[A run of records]
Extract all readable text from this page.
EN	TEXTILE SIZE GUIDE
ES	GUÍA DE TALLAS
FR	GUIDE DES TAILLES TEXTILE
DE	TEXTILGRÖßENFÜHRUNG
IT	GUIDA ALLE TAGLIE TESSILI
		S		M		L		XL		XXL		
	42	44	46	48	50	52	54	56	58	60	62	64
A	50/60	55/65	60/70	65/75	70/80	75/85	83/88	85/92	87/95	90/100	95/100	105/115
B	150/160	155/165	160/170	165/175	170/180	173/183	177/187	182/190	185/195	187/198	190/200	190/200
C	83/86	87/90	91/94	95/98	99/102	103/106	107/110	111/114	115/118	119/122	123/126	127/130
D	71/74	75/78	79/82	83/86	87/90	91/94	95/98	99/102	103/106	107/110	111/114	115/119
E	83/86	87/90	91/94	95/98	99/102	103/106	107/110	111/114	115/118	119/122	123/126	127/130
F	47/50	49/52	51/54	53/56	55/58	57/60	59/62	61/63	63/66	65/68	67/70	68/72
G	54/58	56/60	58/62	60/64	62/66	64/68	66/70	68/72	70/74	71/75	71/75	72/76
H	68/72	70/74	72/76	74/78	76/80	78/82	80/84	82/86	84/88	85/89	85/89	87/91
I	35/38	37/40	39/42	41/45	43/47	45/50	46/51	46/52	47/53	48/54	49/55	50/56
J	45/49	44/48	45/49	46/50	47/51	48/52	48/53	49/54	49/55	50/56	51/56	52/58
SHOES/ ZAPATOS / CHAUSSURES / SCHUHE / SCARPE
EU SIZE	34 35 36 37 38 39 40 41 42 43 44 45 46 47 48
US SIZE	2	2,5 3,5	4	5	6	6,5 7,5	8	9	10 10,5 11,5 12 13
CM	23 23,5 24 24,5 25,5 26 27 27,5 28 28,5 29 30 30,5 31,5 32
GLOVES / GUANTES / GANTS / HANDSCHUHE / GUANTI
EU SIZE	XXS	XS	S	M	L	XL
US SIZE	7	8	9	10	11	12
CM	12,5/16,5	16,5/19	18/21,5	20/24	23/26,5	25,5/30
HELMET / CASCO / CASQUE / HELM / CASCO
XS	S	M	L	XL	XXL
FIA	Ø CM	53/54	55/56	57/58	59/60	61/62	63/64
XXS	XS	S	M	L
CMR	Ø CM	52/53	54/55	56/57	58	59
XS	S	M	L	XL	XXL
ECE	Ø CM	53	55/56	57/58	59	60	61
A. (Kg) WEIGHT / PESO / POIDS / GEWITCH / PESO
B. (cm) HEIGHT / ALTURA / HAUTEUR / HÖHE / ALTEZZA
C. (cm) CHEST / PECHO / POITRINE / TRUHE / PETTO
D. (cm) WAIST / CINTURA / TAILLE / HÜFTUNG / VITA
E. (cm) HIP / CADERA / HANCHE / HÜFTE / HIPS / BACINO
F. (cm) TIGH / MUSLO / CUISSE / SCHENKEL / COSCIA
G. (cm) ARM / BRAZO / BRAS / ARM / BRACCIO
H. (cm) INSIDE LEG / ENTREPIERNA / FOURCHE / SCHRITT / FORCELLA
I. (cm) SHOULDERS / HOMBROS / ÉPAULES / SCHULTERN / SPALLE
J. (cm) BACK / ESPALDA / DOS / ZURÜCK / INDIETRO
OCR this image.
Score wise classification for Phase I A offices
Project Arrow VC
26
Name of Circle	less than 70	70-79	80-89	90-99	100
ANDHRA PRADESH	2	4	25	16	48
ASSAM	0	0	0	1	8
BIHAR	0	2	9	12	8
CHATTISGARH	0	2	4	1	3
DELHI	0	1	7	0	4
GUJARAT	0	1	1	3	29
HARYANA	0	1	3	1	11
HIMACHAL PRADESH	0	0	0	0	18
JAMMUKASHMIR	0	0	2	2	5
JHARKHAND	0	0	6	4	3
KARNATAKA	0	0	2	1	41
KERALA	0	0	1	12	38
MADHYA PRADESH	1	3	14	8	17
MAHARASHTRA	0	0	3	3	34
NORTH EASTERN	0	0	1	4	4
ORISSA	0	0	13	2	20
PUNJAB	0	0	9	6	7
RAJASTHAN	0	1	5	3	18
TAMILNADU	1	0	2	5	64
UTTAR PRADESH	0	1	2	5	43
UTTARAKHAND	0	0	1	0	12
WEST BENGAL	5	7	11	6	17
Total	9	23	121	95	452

→ **GOAL**
Retype every entry above, word for word.

→ **TASK RESULT**
Extract all readable text from this page.
EN	TEXTILE SIZE GUIDE
ES	GUÍA DE TALLAS
FR	GUIDE DES TAILLES TEXTILE
DE	TEXTILGRÖßENFÜHRUNG
IT	GUIDA ALLE TAGLIE TESSILI
		S		M		L		XL		XXL		
	42	44	46	48	50	52	54	56	58	60	62	64
A	50/60	55/65	60/70	65/75	70/80	75/85	83/88	85/92	87/95	90/100	95/100	105/115
B	150/160	155/165	160/170	165/175	170/180	173/183	177/187	182/190	185/195	187/198	190/200	190/200
C	83/86	87/90	91/94	95/98	99/102	103/106	107/110	111/114	115/118	119/122	123/126	127/130
D	71/74	75/78	79/82	83/86	87/90	91/94	95/98	99/102	103/106	107/110	111/114	115/119
E	83/86	87/90	91/94	95/98	99/102	103/106	107/110	111/114	115/118	119/122	123/126	127/130
F	47/50	49/52	51/54	53/56	55/58	57/60	59/62	61/63	63/66	65/68	67/70	68/72
G	54/58	56/60	58/62	60/64	62/66	64/68	66/70	68/72	70/74	71/75	71/75	72/76
H	68/72	70/74	72/76	74/78	76/80	78/82	80/84	82/86	84/88	85/89	85/89	87/91
I	35/38	37/40	39/42	41/45	43/47	45/50	46/51	46/52	47/53	48/54	49/55	50/56
J	45/49	44/48	45/49	46/50	47/51	48/52	48/53	49/54	49/55	50/56	51/56	52/58
SHOES/ ZAPATOS / CHAUSSURES / SCHUHE / SCARPE
EU SIZE	34 35 36 37 38 39 40 41 42 43 44 45 46 47 48
US SIZE	2	2,5 3,5	4	5	6	6,5 7,5	8	9	10 10,5 11,5 12 13
CM	23 23,5 24 24,5 25,5 26 27 27,5 28 28,5 29 30 30,5 31,5 32
GLOVES / GUANTES / GANTS / HANDSCHUHE / GUANTI
EU SIZE	XXS	XS	S	M	L	XL
US SIZE	7	8	9	10	11	12
CM	12,5/16,5	16,5/19	18/21,5	20/24	23/26,5	25,5/30
HELMET / CASCO / CASQUE / HELM / CASCO
XS	S	M	L	XL	XXL
FIA	Ø CM	53/54	55/56	57/58	59/60	61/62	63/64
XXS	XS	S	M	L
CMR	Ø CM	52/53	54/55	56/57	58	59
XS	S	M	L	XL	XXL
ECE	Ø CM	53	55/56	57/58	59	60	61
A. (Kg) WEIGHT / PESO / POIDS / GEWITCH / PESO
B. (cm) HEIGHT / ALTURA / HAUTEUR / HÖHE / ALTEZZA
C. (cm) CHEST / PECHO / POITRINE / TRUHE / PETTO
D. (cm) WAIST / CINTURA / TAILLE / HÜFTUNG / VITA
E. (cm) HIP / CADERA / HANCHE / HÜFTE / HIPS / BACINO
F. (cm) TIGH / MUSLO / CUISSE / SCHENKEL / COSCIA
G. (cm) ARM / BRAZO / BRAS / ARM / BRACCIO
H. (cm) INSIDE LEG / ENTREPIERNA / FOURCHE / SCHRITT / FORCELLA
I. (cm) SHOULDERS / HOMBROS / ÉPAULES / SCHULTERN / SPALLE
J. (cm) BACK / ESPALDA / DOS / ZURÜCK / INDIETRO
OCR this image.
Score wise classification for Phase I A offices
Project Arrow VC
26
Name of Circle	less than 70	70-79	80-89	90-99	100
ANDHRA PRADESH	2	4	25	16	48
ASSAM	0	0	0	1	8
BIHAR	0	2	9	12	8
CHATTISGARH	0	2	4	1	3
DELHI	0	1	7	0	4
GUJARAT	0	1	1	3	29
HARYANA	0	1	3	1	11
HIMACHAL PRADESH	0	0	0	0	18
JAMMUKASHMIR	0	0	2	2	5
JHARKHAND	0	0	6	4	3
KARNATAKA	0	0	2	1	41
KERALA	0	0	1	12	38
MADHYA PRADESH	1	3	14	8	17
MAHARASHTRA	0	0	3	3	34
NORTH EASTERN	0	0	1	4	4
ORISSA	0	0	13	2	20
PUNJAB	0	0	9	6	7
RAJASTHAN	0	1	5	3	18
TAMILNADU	1	0	2	5	64
UTTAR PRADESH	0	1	2	5	43
UTTARAKHAND	0	0	1	0	12
WEST BENGAL	5	7	11	6	17
Total	9	23	121	95	452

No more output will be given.